» Material:
>>>>
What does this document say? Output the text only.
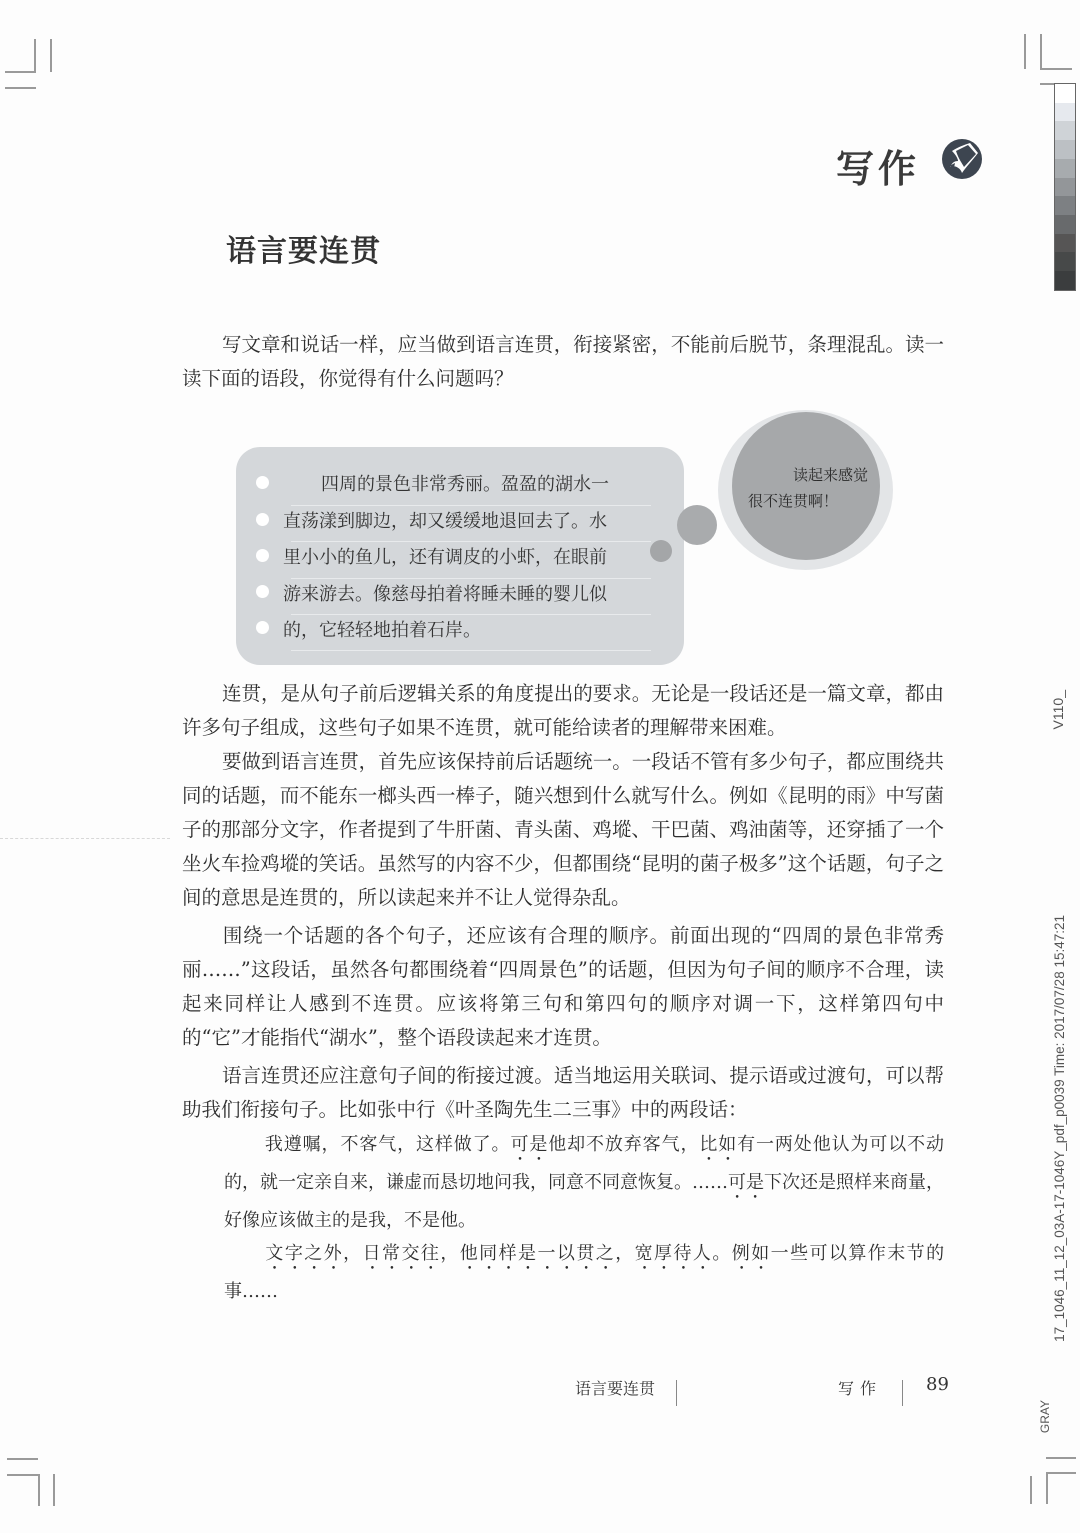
写作
语言要连贯
写文章和说话一样，应当做到语言连贯，衔接紧密，不能前后脱节，条理混乱。读一读下面的语段，你觉得有什么问题吗？
四周的景色非常秀丽。盈盈的湖水一
直荡漾到脚边，却又缓缓地退回去了。水
里小小的鱼儿，还有调皮的小虾，在眼前
游来游去。像慈母拍着将睡未睡的婴儿似
的，它轻轻地拍着石岸。
读起来感觉
很不连贯啊！
连贯，是从句子前后逻辑关系的角度提出的要求。无论是一段话还是一篇文章，都由许多句子组成，这些句子如果不连贯，就可能给读者的理解带来困难。
要做到语言连贯，首先应该保持前后话题统一。一段话不管有多少句子，都应围绕共同的话题，而不能东一榔头西一棒子，随兴想到什么就写什么。例如《昆明的雨》中写菌子的那部分文字，作者提到了牛肝菌、青头菌、鸡㙡、干巴菌、鸡油菌等，还穿插了一个坐火车捡鸡㙡的笑话。虽然写的内容不少，但都围绕“昆明的菌子极多”这个话题，句子之间的意思是连贯的，所以读起来并不让人觉得杂乱。
围绕一个话题的各个句子，还应该有合理的顺序。前面出现的“四周的景色非常秀丽……”这段话，虽然各句都围绕着“四周景色”的话题，但因为句子间的顺序不合理，读起来同样让人感到不连贯。应该将第三句和第四句的顺序对调一下，这样第四句中的“它”才能指代“湖水”，整个语段读起来才连贯。
语言连贯还应注意句子间的衔接过渡。适当地运用关联词、提示语或过渡句，可以帮助我们衔接句子。比如张中行《叶圣陶先生二三事》中的两段话：
我遵嘱，不客气，这样做了。可是他却不放弃客气，比如有一两处他认为可以不动的，就一定亲自来，谦虚而恳切地问我，同意不同意恢复。……可是下次还是照样来商量，好像应该做主的是我，不是他。
文字之外，日常交往，他同样是一以贯之，宽厚待人。例如一些可以算作末节的事……
语言要连贯	写作 89
V110_
17_1046_11_12_03A-17-1046Y_pdf_p0039 Time: 2017/07/28 15:47:21
GRAY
<<<<
» Set problem:
Leave images out of the retyped records; keep all else exact.

» Reply:
What does this document say? Output the text only.
写作
语言要连贯
写文章和说话一样，应当做到语言连贯，衔接紧密，不能前后脱节，条理混乱。读一读下面的语段，你觉得有什么问题吗？
四周的景色非常秀丽。盈盈的湖水一
直荡漾到脚边，却又缓缓地退回去了。水
里小小的鱼儿，还有调皮的小虾，在眼前
游来游去。像慈母拍着将睡未睡的婴儿似
的，它轻轻地拍着石岸。
读起来感觉
很不连贯啊！
连贯，是从句子前后逻辑关系的角度提出的要求。无论是一段话还是一篇文章，都由许多句子组成，这些句子如果不连贯，就可能给读者的理解带来困难。
要做到语言连贯，首先应该保持前后话题统一。一段话不管有多少句子，都应围绕共同的话题，而不能东一榔头西一棒子，随兴想到什么就写什么。例如《昆明的雨》中写菌子的那部分文字，作者提到了牛肝菌、青头菌、鸡㙡、干巴菌、鸡油菌等，还穿插了一个坐火车捡鸡㙡的笑话。虽然写的内容不少，但都围绕“昆明的菌子极多”这个话题，句子之间的意思是连贯的，所以读起来并不让人觉得杂乱。
围绕一个话题的各个句子，还应该有合理的顺序。前面出现的“四周的景色非常秀丽……”这段话，虽然各句都围绕着“四周景色”的话题，但因为句子间的顺序不合理，读起来同样让人感到不连贯。应该将第三句和第四句的顺序对调一下，这样第四句中的“它”才能指代“湖水”，整个语段读起来才连贯。
语言连贯还应注意句子间的衔接过渡。适当地运用关联词、提示语或过渡句，可以帮助我们衔接句子。比如张中行《叶圣陶先生二三事》中的两段话：
我遵嘱，不客气，这样做了。可是他却不放弃客气，比如有一两处他认为可以不动的，就一定亲自来，谦虚而恳切地问我，同意不同意恢复。……可是下次还是照样来商量，好像应该做主的是我，不是他。
文字之外，日常交往，他同样是一以贯之，宽厚待人。例如一些可以算作末节的事……
语言要连贯	写作 89
V110_
17_1046_11_12_03A-17-1046Y_pdf_p0039 Time: 2017/07/28 15:47:21
GRAY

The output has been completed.